Written request — Give every entry again, word for word.

◇ ◇ ◇ ◇ ◇

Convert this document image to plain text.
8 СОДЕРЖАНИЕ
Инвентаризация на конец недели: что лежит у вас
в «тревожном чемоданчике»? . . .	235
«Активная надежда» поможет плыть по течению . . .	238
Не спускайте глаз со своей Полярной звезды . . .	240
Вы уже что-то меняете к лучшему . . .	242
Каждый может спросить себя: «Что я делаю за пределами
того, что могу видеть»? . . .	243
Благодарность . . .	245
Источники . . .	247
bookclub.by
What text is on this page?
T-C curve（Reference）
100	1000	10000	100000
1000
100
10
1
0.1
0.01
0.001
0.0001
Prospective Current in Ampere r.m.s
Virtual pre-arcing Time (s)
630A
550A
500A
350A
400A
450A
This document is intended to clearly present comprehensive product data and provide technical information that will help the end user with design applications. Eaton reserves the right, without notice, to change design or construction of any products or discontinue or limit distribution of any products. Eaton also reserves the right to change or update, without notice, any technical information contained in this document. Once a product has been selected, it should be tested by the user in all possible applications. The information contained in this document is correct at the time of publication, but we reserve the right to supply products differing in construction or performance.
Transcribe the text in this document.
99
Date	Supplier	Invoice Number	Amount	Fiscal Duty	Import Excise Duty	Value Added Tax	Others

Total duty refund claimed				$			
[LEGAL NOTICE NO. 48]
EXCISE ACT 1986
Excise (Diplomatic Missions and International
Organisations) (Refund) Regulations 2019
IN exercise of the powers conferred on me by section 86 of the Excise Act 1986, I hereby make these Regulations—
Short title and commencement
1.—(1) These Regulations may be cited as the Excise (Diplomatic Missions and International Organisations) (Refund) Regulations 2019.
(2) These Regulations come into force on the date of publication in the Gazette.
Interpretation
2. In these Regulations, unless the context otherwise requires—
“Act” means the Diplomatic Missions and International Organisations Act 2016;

◇ ◇ ◇ ◇ ◇

Solved problem —
Convert this document image to plain text.
8 СОДЕРЖАНИЕ
Инвентаризация на конец недели: что лежит у вас
в «тревожном чемоданчике»? . . .	235
«Активная надежда» поможет плыть по течению . . .	238
Не спускайте глаз со своей Полярной звезды . . .	240
Вы уже что-то меняете к лучшему . . .	242
Каждый может спросить себя: «Что я делаю за пределами
того, что могу видеть»? . . .	243
Благодарность . . .	245
Источники . . .	247
bookclub.by
What text is on this page?
T-C curve（Reference）
100	1000	10000	100000
1000
100
10
1
0.1
0.01
0.001
0.0001
Prospective Current in Ampere r.m.s
Virtual pre-arcing Time (s)
630A
550A
500A
350A
400A
450A
This document is intended to clearly present comprehensive product data and provide technical information that will help the end user with design applications. Eaton reserves the right, without notice, to change design or construction of any products or discontinue or limit distribution of any products. Eaton also reserves the right to change or update, without notice, any technical information contained in this document. Once a product has been selected, it should be tested by the user in all possible applications. The information contained in this document is correct at the time of publication, but we reserve the right to supply products differing in construction or performance.
Transcribe the text in this document.
99
Date	Supplier	Invoice Number	Amount	Fiscal Duty	Import Excise Duty	Value Added Tax	Others

Total duty refund claimed				$			
[LEGAL NOTICE NO. 48]
EXCISE ACT 1986
Excise (Diplomatic Missions and International
Organisations) (Refund) Regulations 2019
IN exercise of the powers conferred on me by section 86 of the Excise Act 1986, I hereby make these Regulations—
Short title and commencement
1.—(1) These Regulations may be cited as the Excise (Diplomatic Missions and International Organisations) (Refund) Regulations 2019.
(2) These Regulations come into force on the date of publication in the Gazette.
Interpretation
2. In these Regulations, unless the context otherwise requires—
“Act” means the Diplomatic Missions and International Organisations Act 2016;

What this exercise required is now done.